Recorded data
######

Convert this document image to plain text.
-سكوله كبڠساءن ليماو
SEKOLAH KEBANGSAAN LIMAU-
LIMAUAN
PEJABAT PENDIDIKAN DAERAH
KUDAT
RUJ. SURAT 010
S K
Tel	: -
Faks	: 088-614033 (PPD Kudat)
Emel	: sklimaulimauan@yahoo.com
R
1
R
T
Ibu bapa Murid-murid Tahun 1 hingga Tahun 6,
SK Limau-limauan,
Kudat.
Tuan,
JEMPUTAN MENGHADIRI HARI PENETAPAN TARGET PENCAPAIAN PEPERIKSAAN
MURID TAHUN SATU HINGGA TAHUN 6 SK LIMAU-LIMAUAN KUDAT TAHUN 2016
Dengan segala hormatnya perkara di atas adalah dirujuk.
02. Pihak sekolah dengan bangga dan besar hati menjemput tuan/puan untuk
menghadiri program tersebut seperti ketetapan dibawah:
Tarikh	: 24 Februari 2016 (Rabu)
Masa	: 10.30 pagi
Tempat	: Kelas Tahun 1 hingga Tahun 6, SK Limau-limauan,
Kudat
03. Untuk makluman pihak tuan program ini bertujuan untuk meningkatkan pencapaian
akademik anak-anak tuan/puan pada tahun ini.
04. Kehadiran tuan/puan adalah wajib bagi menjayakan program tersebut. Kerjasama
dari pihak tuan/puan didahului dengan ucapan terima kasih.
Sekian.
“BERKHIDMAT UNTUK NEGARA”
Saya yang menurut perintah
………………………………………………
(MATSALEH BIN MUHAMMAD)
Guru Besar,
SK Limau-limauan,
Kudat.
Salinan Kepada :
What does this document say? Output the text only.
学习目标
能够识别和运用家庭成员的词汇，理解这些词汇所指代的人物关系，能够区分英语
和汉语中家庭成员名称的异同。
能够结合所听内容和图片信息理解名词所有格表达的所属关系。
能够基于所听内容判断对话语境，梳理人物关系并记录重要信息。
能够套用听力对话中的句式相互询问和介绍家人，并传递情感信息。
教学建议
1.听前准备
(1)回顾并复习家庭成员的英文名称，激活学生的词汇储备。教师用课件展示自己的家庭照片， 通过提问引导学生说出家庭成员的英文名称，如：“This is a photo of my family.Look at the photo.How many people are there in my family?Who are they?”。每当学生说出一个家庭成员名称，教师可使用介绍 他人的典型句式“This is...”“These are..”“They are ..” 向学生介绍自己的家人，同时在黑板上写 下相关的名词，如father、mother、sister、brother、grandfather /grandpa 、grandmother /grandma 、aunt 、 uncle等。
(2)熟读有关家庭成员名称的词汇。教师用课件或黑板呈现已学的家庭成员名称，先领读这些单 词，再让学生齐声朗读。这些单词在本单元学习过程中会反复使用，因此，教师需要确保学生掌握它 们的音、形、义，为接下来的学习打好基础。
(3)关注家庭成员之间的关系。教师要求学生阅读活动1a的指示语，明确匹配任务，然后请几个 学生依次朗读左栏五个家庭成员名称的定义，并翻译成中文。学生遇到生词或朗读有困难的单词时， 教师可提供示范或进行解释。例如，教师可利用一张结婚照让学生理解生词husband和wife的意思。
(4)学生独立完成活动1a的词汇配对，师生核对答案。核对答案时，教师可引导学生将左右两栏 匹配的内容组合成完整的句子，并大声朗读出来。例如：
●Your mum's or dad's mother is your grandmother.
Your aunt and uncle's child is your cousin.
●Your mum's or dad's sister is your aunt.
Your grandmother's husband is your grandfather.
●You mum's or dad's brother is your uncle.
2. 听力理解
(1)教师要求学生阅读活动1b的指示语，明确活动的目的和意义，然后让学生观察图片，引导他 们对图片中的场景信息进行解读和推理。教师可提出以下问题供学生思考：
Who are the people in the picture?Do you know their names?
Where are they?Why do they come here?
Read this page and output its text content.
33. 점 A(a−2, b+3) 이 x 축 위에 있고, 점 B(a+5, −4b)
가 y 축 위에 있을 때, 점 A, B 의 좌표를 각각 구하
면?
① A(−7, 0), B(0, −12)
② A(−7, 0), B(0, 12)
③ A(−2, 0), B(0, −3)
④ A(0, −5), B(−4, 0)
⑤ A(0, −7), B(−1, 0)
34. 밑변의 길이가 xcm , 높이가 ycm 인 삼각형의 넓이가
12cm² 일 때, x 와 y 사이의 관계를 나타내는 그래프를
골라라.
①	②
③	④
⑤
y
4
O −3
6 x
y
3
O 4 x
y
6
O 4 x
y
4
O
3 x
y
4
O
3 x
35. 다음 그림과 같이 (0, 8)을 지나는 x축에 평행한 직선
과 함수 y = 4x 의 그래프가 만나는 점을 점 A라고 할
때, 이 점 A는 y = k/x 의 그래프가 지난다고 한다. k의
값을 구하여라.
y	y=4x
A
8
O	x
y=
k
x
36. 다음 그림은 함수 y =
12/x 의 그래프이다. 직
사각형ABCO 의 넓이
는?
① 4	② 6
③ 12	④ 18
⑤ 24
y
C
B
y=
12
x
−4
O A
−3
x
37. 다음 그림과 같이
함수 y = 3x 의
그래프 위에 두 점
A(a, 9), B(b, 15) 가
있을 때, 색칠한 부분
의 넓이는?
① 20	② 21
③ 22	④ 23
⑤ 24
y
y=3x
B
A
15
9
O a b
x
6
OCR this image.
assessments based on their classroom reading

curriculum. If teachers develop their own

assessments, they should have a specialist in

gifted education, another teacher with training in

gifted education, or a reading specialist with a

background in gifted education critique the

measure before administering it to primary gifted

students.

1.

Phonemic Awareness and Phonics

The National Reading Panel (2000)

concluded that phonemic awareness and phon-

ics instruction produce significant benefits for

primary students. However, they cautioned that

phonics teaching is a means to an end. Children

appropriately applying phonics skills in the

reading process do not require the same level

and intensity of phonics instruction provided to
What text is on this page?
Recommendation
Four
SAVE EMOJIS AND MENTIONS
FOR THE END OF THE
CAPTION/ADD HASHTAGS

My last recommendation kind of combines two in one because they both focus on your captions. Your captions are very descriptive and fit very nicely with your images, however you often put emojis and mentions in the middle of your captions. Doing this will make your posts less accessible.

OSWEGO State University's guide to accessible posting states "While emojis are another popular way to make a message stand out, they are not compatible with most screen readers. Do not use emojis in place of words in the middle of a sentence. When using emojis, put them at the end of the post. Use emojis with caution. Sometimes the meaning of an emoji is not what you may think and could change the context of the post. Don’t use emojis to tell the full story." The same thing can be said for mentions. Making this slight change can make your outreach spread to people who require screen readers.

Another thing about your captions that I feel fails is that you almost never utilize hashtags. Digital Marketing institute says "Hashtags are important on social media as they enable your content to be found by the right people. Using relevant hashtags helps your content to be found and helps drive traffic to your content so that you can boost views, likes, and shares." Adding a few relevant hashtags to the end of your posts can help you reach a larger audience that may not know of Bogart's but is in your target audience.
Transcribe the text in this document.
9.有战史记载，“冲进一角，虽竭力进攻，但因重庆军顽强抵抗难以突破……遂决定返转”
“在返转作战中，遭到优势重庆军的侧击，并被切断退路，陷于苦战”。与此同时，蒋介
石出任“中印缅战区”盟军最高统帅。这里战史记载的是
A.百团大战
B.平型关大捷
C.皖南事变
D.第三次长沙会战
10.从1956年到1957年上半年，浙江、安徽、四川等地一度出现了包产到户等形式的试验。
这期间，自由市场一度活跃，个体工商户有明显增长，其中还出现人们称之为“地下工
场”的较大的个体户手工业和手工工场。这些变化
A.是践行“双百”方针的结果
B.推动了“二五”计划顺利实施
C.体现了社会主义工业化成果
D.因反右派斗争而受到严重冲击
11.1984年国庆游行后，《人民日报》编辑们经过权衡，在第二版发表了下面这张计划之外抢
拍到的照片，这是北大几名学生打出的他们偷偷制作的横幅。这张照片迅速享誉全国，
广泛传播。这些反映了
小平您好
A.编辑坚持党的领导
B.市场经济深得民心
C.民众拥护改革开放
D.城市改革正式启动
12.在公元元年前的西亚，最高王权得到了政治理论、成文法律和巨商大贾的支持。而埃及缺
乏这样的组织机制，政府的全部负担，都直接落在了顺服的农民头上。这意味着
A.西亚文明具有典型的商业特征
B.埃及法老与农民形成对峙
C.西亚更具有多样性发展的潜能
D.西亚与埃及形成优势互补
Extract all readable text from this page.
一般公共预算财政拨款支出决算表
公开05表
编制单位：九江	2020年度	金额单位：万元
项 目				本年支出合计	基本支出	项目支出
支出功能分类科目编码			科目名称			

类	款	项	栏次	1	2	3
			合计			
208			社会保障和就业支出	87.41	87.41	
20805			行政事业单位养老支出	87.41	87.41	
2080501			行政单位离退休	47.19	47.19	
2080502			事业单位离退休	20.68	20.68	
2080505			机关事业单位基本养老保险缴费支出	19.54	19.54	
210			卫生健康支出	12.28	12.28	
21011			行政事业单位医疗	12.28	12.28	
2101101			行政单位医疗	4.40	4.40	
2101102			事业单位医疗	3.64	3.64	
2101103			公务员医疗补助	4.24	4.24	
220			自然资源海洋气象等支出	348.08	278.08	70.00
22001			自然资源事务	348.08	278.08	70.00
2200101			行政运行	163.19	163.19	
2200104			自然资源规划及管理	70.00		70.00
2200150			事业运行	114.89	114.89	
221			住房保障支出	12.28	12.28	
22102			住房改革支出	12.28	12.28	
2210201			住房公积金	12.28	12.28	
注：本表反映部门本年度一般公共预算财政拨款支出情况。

######

SHORT EXERCISE: From the data, collect all lines where the string "primary" appears.

RESULT FOR THIS EXERCISE:
measure before administering it to primary gifted
primary students. However, they cautioned that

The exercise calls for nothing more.